**PROMPT**
Repeat the material verbatim and drop the pictures.

══════

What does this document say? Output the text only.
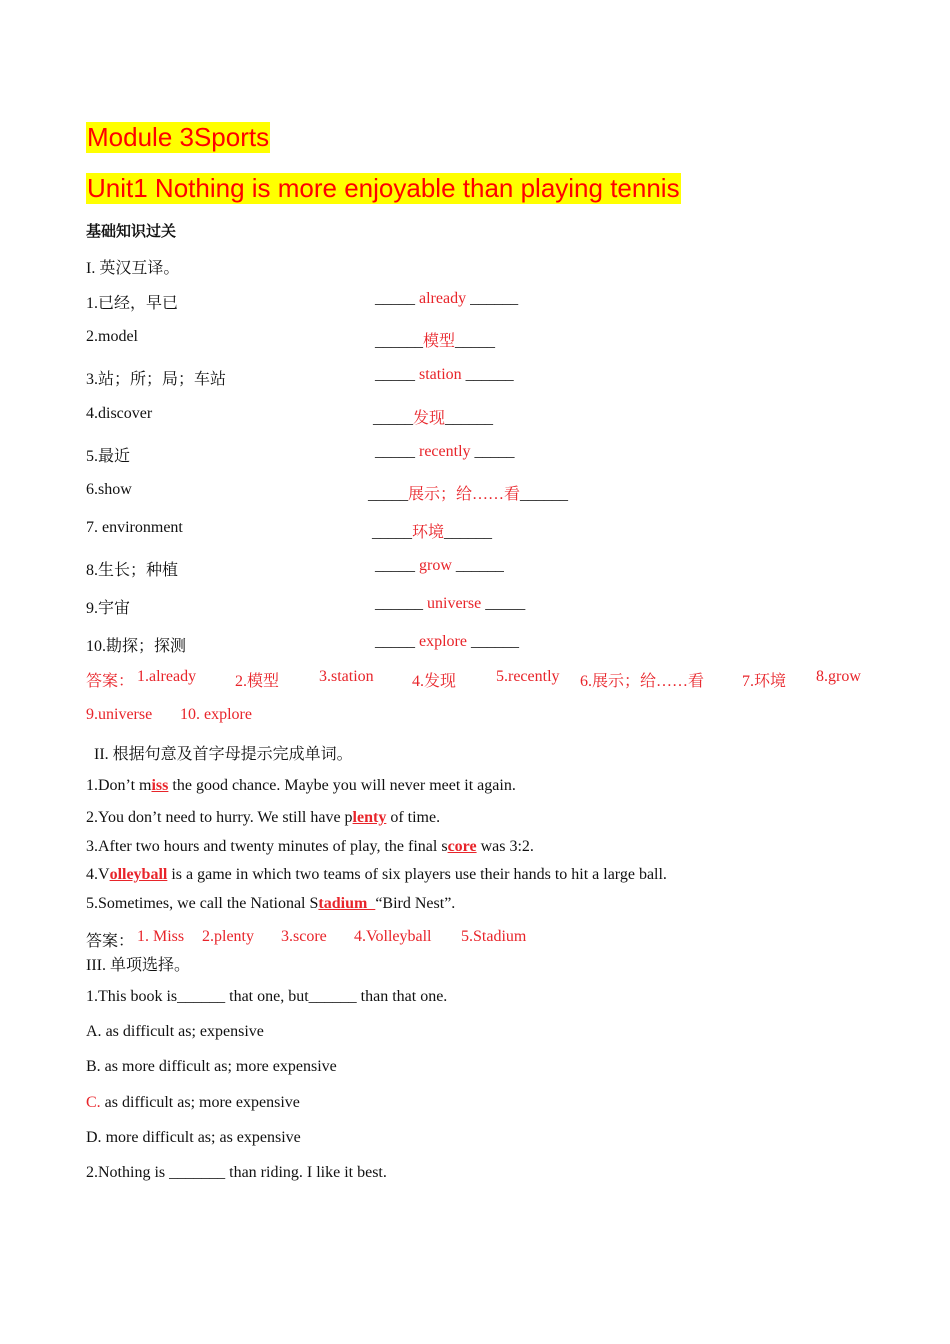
Module 3Sports
Unit1 Nothing is more enjoyable than playing tennis
基础知识过关
I. 英汉互译。
1.已经，早已	_____ already ______
2.model	______模型_____
3.站；所；局；车站	_____ station ______
4.discover	_____发现______
5.最近	_____ recently _____
6.show	_____展示；给……看______
7. environment	_____环境______
8.生长；种植	_____ grow ______
9.宇宙	______ universe _____
10.勘探；探测	_____ explore ______
答案： 1.already 2.模型 3.station 4.发现 5.recently 6.展示；给……看 7.环境 8.grow
9.universe 10. explore
II. 根据句意及首字母提示完成单词。
1.Don’t miss the good chance. Maybe you will never meet it again.
2.You don’t need to hurry. We still have plenty of time.
3.After two hours and twenty minutes of play, the final score was 3:2.
4.Volleyball is a game in which two teams of six players use their hands to hit a large ball.
5.Sometimes, we call the National Stadium  “Bird Nest”.
答案： 1. Miss 2.plenty 3.score 4.Volleyball 5.Stadium
III. 单项选择。
1.This book is______ that one, but______ than that one.
A. as difficult as; expensive
B. as more difficult as; more expensive
C. as difficult as; more expensive
D. more difficult as; as expensive
2.Nothing is _______ than riding. I like it best.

══════

**THE ANSWER**
What does this document say? Output the text only.
Module 3Sports
Unit1 Nothing is more enjoyable than playing tennis
基础知识过关
I. 英汉互译。
1.已经，早已	_____ already ______
2.model	______模型_____
3.站；所；局；车站	_____ station ______
4.discover	_____发现______
5.最近	_____ recently _____
6.show	_____展示；给……看______
7. environment	_____环境______
8.生长；种植	_____ grow ______
9.宇宙	______ universe _____
10.勘探；探测	_____ explore ______
答案： 1.already 2.模型 3.station 4.发现 5.recently 6.展示；给……看 7.环境 8.grow
9.universe 10. explore
II. 根据句意及首字母提示完成单词。
1.Don’t miss the good chance. Maybe you will never meet it again.
2.You don’t need to hurry. We still have plenty of time.
3.After two hours and twenty minutes of play, the final score was 3:2.
4.Volleyball is a game in which two teams of six players use their hands to hit a large ball.
5.Sometimes, we call the National Stadium  “Bird Nest”.
答案： 1. Miss 2.plenty 3.score 4.Volleyball 5.Stadium
III. 单项选择。
1.This book is______ that one, but______ than that one.
A. as difficult as; expensive
B. as more difficult as; more expensive
C. as difficult as; more expensive
D. more difficult as; as expensive
2.Nothing is _______ than riding. I like it best.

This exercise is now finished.